The request – Below is a block of data; give all of it again word for word.

[Start Data supplied]

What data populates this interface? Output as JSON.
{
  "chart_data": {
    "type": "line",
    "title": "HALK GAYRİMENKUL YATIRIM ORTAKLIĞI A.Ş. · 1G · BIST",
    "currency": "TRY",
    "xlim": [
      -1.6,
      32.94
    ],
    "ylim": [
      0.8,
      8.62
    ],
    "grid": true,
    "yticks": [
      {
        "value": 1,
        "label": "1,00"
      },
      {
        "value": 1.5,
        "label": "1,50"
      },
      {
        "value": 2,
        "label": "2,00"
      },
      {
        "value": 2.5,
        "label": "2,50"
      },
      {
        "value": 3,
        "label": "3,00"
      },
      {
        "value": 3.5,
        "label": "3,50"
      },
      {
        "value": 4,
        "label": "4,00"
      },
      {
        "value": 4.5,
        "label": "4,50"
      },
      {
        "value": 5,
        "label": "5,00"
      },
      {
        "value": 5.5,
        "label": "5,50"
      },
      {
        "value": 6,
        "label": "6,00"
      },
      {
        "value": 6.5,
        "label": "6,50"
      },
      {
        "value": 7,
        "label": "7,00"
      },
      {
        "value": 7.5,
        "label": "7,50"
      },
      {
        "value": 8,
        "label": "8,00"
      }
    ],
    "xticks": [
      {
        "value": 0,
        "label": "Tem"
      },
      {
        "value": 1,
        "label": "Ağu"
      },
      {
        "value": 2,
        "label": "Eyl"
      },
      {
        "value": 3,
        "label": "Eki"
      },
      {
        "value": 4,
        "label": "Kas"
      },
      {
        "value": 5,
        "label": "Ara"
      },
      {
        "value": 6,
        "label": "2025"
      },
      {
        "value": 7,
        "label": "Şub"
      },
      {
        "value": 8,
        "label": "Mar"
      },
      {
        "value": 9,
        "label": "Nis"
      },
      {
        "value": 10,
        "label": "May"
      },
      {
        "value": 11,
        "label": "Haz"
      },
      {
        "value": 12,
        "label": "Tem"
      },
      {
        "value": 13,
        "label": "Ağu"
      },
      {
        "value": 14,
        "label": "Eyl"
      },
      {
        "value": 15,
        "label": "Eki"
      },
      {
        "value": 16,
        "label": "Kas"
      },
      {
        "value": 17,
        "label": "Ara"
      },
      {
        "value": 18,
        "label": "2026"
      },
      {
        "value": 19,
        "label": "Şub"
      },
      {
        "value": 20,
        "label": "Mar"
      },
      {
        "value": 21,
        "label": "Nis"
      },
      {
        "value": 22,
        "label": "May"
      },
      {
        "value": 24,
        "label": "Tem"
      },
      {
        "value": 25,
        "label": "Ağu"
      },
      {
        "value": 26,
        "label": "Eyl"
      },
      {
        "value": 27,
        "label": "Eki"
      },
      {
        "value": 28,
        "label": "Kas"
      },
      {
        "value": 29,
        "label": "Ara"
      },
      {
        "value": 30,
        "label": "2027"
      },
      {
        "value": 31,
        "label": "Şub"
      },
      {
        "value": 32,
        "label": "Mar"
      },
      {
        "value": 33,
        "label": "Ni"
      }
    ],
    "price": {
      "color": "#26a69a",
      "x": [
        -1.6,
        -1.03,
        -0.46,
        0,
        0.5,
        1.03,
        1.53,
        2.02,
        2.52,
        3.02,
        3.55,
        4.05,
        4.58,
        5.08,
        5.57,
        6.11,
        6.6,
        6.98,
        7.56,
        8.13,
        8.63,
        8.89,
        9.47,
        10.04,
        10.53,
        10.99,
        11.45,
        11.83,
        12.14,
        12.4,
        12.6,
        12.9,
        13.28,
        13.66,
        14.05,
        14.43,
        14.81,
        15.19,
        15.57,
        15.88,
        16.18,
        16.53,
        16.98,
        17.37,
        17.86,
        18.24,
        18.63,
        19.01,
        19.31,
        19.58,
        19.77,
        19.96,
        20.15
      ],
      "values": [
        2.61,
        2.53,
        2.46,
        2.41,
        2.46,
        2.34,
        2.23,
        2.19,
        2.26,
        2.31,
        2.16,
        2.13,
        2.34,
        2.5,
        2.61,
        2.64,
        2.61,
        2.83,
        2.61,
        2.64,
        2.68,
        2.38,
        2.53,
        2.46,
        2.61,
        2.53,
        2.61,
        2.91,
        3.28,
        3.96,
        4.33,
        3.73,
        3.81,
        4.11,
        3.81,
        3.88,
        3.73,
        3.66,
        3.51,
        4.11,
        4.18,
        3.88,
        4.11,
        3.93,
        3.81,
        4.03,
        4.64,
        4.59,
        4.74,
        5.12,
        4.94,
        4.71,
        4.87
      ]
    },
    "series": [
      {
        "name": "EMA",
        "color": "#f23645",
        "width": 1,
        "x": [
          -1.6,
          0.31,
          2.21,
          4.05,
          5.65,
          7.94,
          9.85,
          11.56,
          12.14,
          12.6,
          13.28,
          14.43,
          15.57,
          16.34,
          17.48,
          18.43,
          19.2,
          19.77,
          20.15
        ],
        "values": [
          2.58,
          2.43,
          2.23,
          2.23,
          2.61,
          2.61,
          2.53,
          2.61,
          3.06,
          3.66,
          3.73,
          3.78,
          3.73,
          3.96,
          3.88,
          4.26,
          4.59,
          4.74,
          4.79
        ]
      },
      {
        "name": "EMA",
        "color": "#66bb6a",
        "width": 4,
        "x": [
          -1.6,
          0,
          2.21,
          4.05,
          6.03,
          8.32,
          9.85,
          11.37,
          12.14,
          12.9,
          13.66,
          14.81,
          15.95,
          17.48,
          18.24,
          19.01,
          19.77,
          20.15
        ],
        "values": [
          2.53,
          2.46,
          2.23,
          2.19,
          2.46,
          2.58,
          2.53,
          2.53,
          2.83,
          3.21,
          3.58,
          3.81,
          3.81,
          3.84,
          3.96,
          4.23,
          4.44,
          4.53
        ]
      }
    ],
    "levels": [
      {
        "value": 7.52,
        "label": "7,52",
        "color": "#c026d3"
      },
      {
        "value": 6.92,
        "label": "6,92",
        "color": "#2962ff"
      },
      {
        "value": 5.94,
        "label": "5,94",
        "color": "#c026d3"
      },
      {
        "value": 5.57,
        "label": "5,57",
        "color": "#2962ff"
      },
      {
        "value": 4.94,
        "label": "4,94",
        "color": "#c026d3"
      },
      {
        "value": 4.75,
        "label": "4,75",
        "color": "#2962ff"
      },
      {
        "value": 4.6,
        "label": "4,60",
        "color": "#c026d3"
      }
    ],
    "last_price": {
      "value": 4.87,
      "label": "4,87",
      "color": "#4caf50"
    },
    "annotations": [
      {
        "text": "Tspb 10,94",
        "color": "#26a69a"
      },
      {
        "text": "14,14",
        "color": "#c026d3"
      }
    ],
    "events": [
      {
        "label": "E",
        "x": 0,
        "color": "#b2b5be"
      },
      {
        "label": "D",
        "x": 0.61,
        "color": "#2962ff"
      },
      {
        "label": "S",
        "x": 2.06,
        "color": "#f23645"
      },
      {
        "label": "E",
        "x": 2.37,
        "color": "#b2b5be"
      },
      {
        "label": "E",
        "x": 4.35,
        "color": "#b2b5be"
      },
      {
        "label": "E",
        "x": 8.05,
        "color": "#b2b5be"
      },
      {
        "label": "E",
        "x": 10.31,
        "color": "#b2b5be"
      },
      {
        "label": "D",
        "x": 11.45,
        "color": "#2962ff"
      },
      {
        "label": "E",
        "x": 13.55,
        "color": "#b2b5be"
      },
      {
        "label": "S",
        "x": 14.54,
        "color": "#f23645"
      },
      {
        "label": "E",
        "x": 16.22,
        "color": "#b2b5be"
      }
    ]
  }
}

[End Data supplied]

Answer for this exercise –
What data populates this interface? Output as JSON.
{
  "chart_data": {
    "type": "line",
    "title": "HALK GAYRİMENKUL YATIRIM ORTAKLIĞI A.Ş. · 1G · BIST",
    "currency": "TRY",
    "xlim": [
      -1.6,
      32.94
    ],
    "ylim": [
      0.8,
      8.62
    ],
    "grid": true,
    "yticks": [
      {
        "value": 1,
        "label": "1,00"
      },
      {
        "value": 1.5,
        "label": "1,50"
      },
      {
        "value": 2,
        "label": "2,00"
      },
      {
        "value": 2.5,
        "label": "2,50"
      },
      {
        "value": 3,
        "label": "3,00"
      },
      {
        "value": 3.5,
        "label": "3,50"
      },
      {
        "value": 4,
        "label": "4,00"
      },
      {
        "value": 4.5,
        "label": "4,50"
      },
      {
        "value": 5,
        "label": "5,00"
      },
      {
        "value": 5.5,
        "label": "5,50"
      },
      {
        "value": 6,
        "label": "6,00"
      },
      {
        "value": 6.5,
        "label": "6,50"
      },
      {
        "value": 7,
        "label": "7,00"
      },
      {
        "value": 7.5,
        "label": "7,50"
      },
      {
        "value": 8,
        "label": "8,00"
      }
    ],
    "xticks": [
      {
        "value": 0,
        "label": "Tem"
      },
      {
        "value": 1,
        "label": "Ağu"
      },
      {
        "value": 2,
        "label": "Eyl"
      },
      {
        "value": 3,
        "label": "Eki"
      },
      {
        "value": 4,
        "label": "Kas"
      },
      {
        "value": 5,
        "label": "Ara"
      },
      {
        "value": 6,
        "label": "2025"
      },
      {
        "value": 7,
        "label": "Şub"
      },
      {
        "value": 8,
        "label": "Mar"
      },
      {
        "value": 9,
        "label": "Nis"
      },
      {
        "value": 10,
        "label": "May"
      },
      {
        "value": 11,
        "label": "Haz"
      },
      {
        "value": 12,
        "label": "Tem"
      },
      {
        "value": 13,
        "label": "Ağu"
      },
      {
        "value": 14,
        "label": "Eyl"
      },
      {
        "value": 15,
        "label": "Eki"
      },
      {
        "value": 16,
        "label": "Kas"
      },
      {
        "value": 17,
        "label": "Ara"
      },
      {
        "value": 18,
        "label": "2026"
      },
      {
        "value": 19,
        "label": "Şub"
      },
      {
        "value": 20,
        "label": "Mar"
      },
      {
        "value": 21,
        "label": "Nis"
      },
      {
        "value": 22,
        "label": "May"
      },
      {
        "value": 24,
        "label": "Tem"
      },
      {
        "value": 25,
        "label": "Ağu"
      },
      {
        "value": 26,
        "label": "Eyl"
      },
      {
        "value": 27,
        "label": "Eki"
      },
      {
        "value": 28,
        "label": "Kas"
      },
      {
        "value": 29,
        "label": "Ara"
      },
      {
        "value": 30,
        "label": "2027"
      },
      {
        "value": 31,
        "label": "Şub"
      },
      {
        "value": 32,
        "label": "Mar"
      },
      {
        "value": 33,
        "label": "Ni"
      }
    ],
    "price": {
      "color": "#26a69a",
      "x": [
        -1.6,
        -1.03,
        -0.46,
        0,
        0.5,
        1.03,
        1.53,
        2.02,
        2.52,
        3.02,
        3.55,
        4.05,
        4.58,
        5.08,
        5.57,
        6.11,
        6.6,
        6.98,
        7.56,
        8.13,
        8.63,
        8.89,
        9.47,
        10.04,
        10.53,
        10.99,
        11.45,
        11.83,
        12.14,
        12.4,
        12.6,
        12.9,
        13.28,
        13.66,
        14.05,
        14.43,
        14.81,
        15.19,
        15.57,
        15.88,
        16.18,
        16.53,
        16.98,
        17.37,
        17.86,
        18.24,
        18.63,
        19.01,
        19.31,
        19.58,
        19.77,
        19.96,
        20.15
      ],
      "values": [
        2.61,
        2.53,
        2.46,
        2.41,
        2.46,
        2.34,
        2.23,
        2.19,
        2.26,
        2.31,
        2.16,
        2.13,
        2.34,
        2.5,
        2.61,
        2.64,
        2.61,
        2.83,
        2.61,
        2.64,
        2.68,
        2.38,
        2.53,
        2.46,
        2.61,
        2.53,
        2.61,
        2.91,
        3.28,
        3.96,
        4.33,
        3.73,
        3.81,
        4.11,
        3.81,
        3.88,
        3.73,
        3.66,
        3.51,
        4.11,
        4.18,
        3.88,
        4.11,
        3.93,
        3.81,
        4.03,
        4.64,
        4.59,
        4.74,
        5.12,
        4.94,
        4.71,
        4.87
      ]
    },
    "series": [
      {
        "name": "EMA",
        "color": "#f23645",
        "width": 1,
        "x": [
          -1.6,
          0.31,
          2.21,
          4.05,
          5.65,
          7.94,
          9.85,
          11.56,
          12.14,
          12.6,
          13.28,
          14.43,
          15.57,
          16.34,
          17.48,
          18.43,
          19.2,
          19.77,
          20.15
        ],
        "values": [
          2.58,
          2.43,
          2.23,
          2.23,
          2.61,
          2.61,
          2.53,
          2.61,
          3.06,
          3.66,
          3.73,
          3.78,
          3.73,
          3.96,
          3.88,
          4.26,
          4.59,
          4.74,
          4.79
        ]
      },
      {
        "name": "EMA",
        "color": "#66bb6a",
        "width": 4,
        "x": [
          -1.6,
          0,
          2.21,
          4.05,
          6.03,
          8.32,
          9.85,
          11.37,
          12.14,
          12.9,
          13.66,
          14.81,
          15.95,
          17.48,
          18.24,
          19.01,
          19.77,
          20.15
        ],
        "values": [
          2.53,
          2.46,
          2.23,
          2.19,
          2.46,
          2.58,
          2.53,
          2.53,
          2.83,
          3.21,
          3.58,
          3.81,
          3.81,
          3.84,
          3.96,
          4.23,
          4.44,
          4.53
        ]
      }
    ],
    "levels": [
      {
        "value": 7.52,
        "label": "7,52",
        "color": "#c026d3"
      },
      {
        "value": 6.92,
        "label": "6,92",
        "color": "#2962ff"
      },
      {
        "value": 5.94,
        "label": "5,94",
        "color": "#c026d3"
      },
      {
        "value": 5.57,
        "label": "5,57",
        "color": "#2962ff"
      },
      {
        "value": 4.94,
        "label": "4,94",
        "color": "#c026d3"
      },
      {
        "value": 4.75,
        "label": "4,75",
        "color": "#2962ff"
      },
      {
        "value": 4.6,
        "label": "4,60",
        "color": "#c026d3"
      }
    ],
    "last_price": {
      "value": 4.87,
      "label": "4,87",
      "color": "#4caf50"
    },
    "annotations": [
      {
        "text": "Tspb 10,94",
        "color": "#26a69a"
      },
      {
        "text": "14,14",
        "color": "#c026d3"
      }
    ],
    "events": [
      {
        "label": "E",
        "x": 0,
        "color": "#b2b5be"
      },
      {
        "label": "D",
        "x": 0.61,
        "color": "#2962ff"
      },
      {
        "label": "S",
        "x": 2.06,
        "color": "#f23645"
      },
      {
        "label": "E",
        "x": 2.37,
        "color": "#b2b5be"
      },
      {
        "label": "E",
        "x": 4.35,
        "color": "#b2b5be"
      },
      {
        "label": "E",
        "x": 8.05,
        "color": "#b2b5be"
      },
      {
        "label": "E",
        "x": 10.31,
        "color": "#b2b5be"
      },
      {
        "label": "D",
        "x": 11.45,
        "color": "#2962ff"
      },
      {
        "label": "E",
        "x": 13.55,
        "color": "#b2b5be"
      },
      {
        "label": "S",
        "x": 14.54,
        "color": "#f23645"
      },
      {
        "label": "E",
        "x": 16.22,
        "color": "#b2b5be"
      }
    ]
  }
}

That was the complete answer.